====== Record excerpts

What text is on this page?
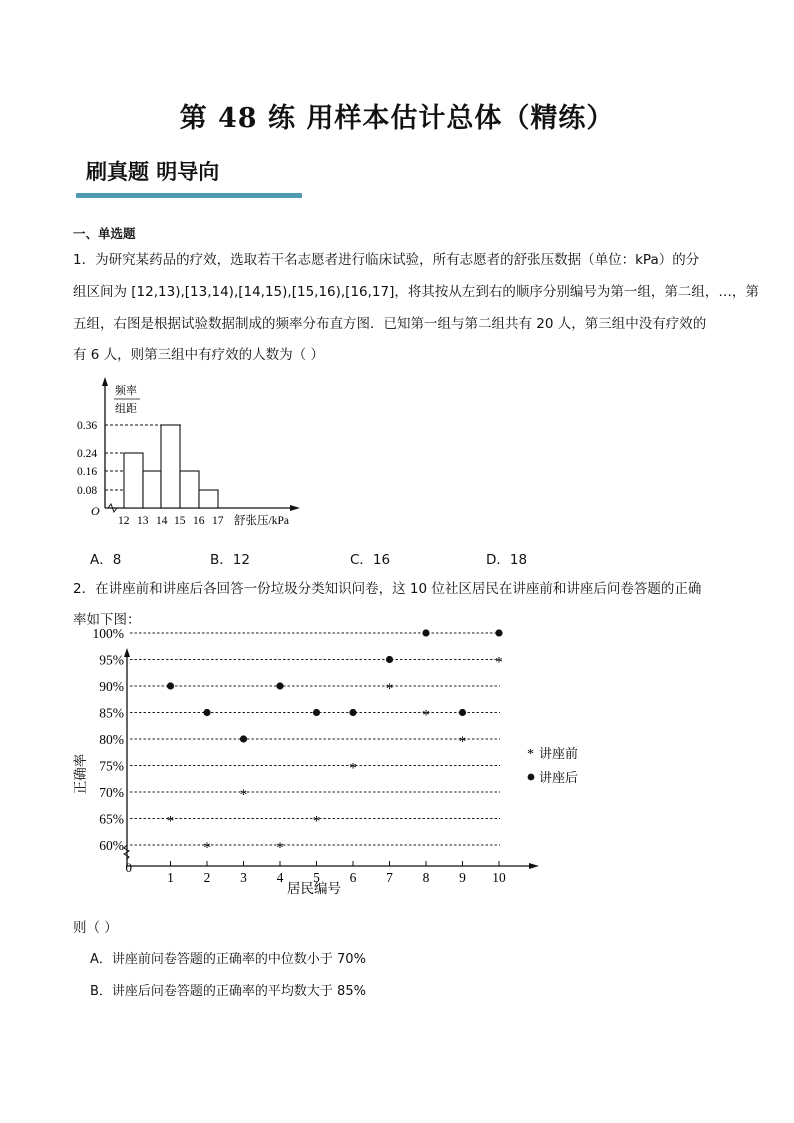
第 48 练 用样本估计总体（精练）
刷真题 明导向
一、单选题
1．为研究某药品的疗效，选取若干名志愿者进行临床试验，所有志愿者的舒张压数据（单位：kPa）的分
组区间为 [12,13),[13,14),[14,15),[15,16),[16,17]，将其按从左到右的顺序分别编号为第一组，第二组，…，第
五组，右图是根据试验数据制成的频率分布直方图．已知第一组与第二组共有 20 人，第三组中没有疗效的
有 6 人，则第三组中有疗效的人数为（ ）
频率
组距
0.36
0.24
0.16
0.08
O
12 13 14 15 16 17 舒张压/kPa
A．8	B．12	C．16	D．18
2．在讲座前和讲座后各回答一份垃圾分类知识问卷，这 10 位社区居民在讲座前和讲座后问卷答题的正确
率如下图：
100%
95%
90%
85%
80%
75%
70%
65%
60%
1 2 3 4 5 6 7 8 9 10
*
*
*
*
*
*
*
*
*
*
0
居民编号
正确率	* 讲座前
讲座后
则（ ）
A．讲座前问卷答题的正确率的中位数小于 70%
B．讲座后问卷答题的正确率的平均数大于 85%
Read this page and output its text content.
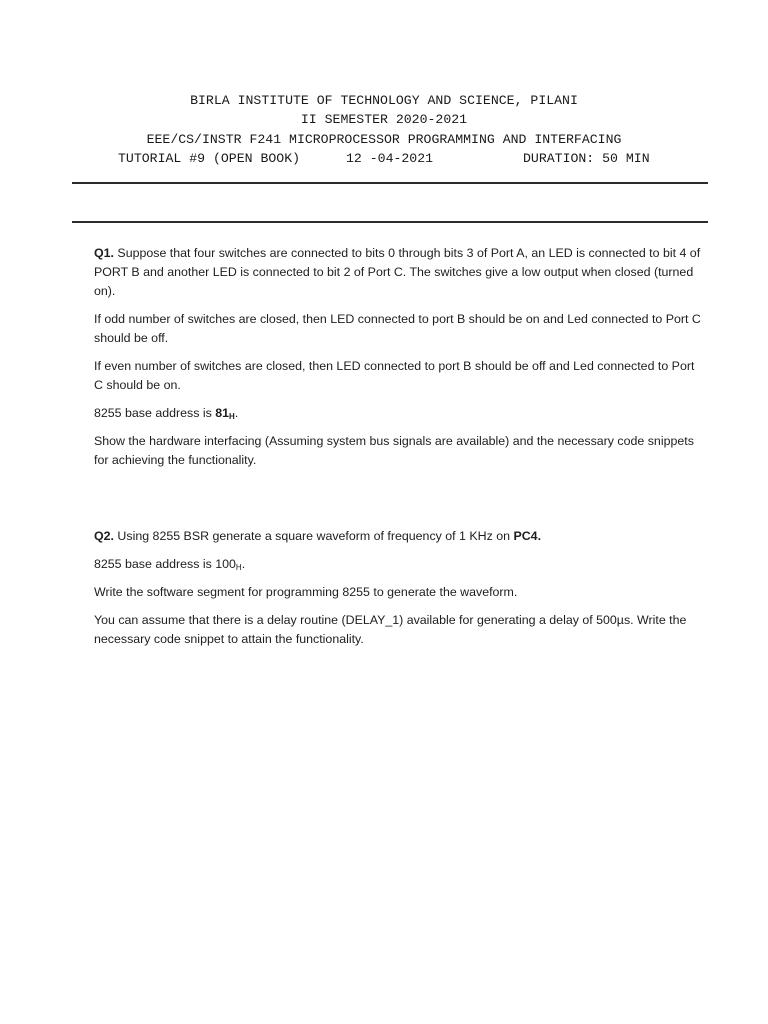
BIRLA INSTITUTE OF TECHNOLOGY AND SCIENCE, PILANI
II SEMESTER 2020-2021
EEE/CS/INSTR F241 MICROPROCESSOR PROGRAMMING AND INTERFACING

TUTORIAL #9 (OPEN BOOK)

	12 -04-2021

	DURATION: 50 MIN

Q1. Suppose that four switches are connected to bits 0 through bits 3 of Port A, an LED is connected to bit 4 of PORT B and another LED is connected to bit 2 of Port C. The switches give a low output when closed (turned on).

If odd number of switches are closed, then LED connected to port B should be on and Led connected to Port C should be off.

If even number of switches are closed, then LED connected to port B should be off and Led connected to Port C should be on.

8255 base address is $81_H$.

Show the hardware interfacing (Assuming system bus signals are available) and the necessary code snippets for achieving the functionality.

Q2. Using 8255 BSR generate a square waveform of frequency of 1 KHz on PC4.

8255 base address is $100_H$.

Write the software segment for programming 8255 to generate the waveform.

You can assume that there is a delay routine (DELAY_1) available for generating a delay of 500µs. Write the necessary code snippet to attain the functionality.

============

**Written task:**
In the entries above, locate every line with the word "number" and copy it.

**Final result:**
If odd number of switches are closed, then LED connected to port B should be on and Led connected to Port C should be off.
If even number of switches are closed, then LED connected to port B should be off and Led connected to Port C should be on.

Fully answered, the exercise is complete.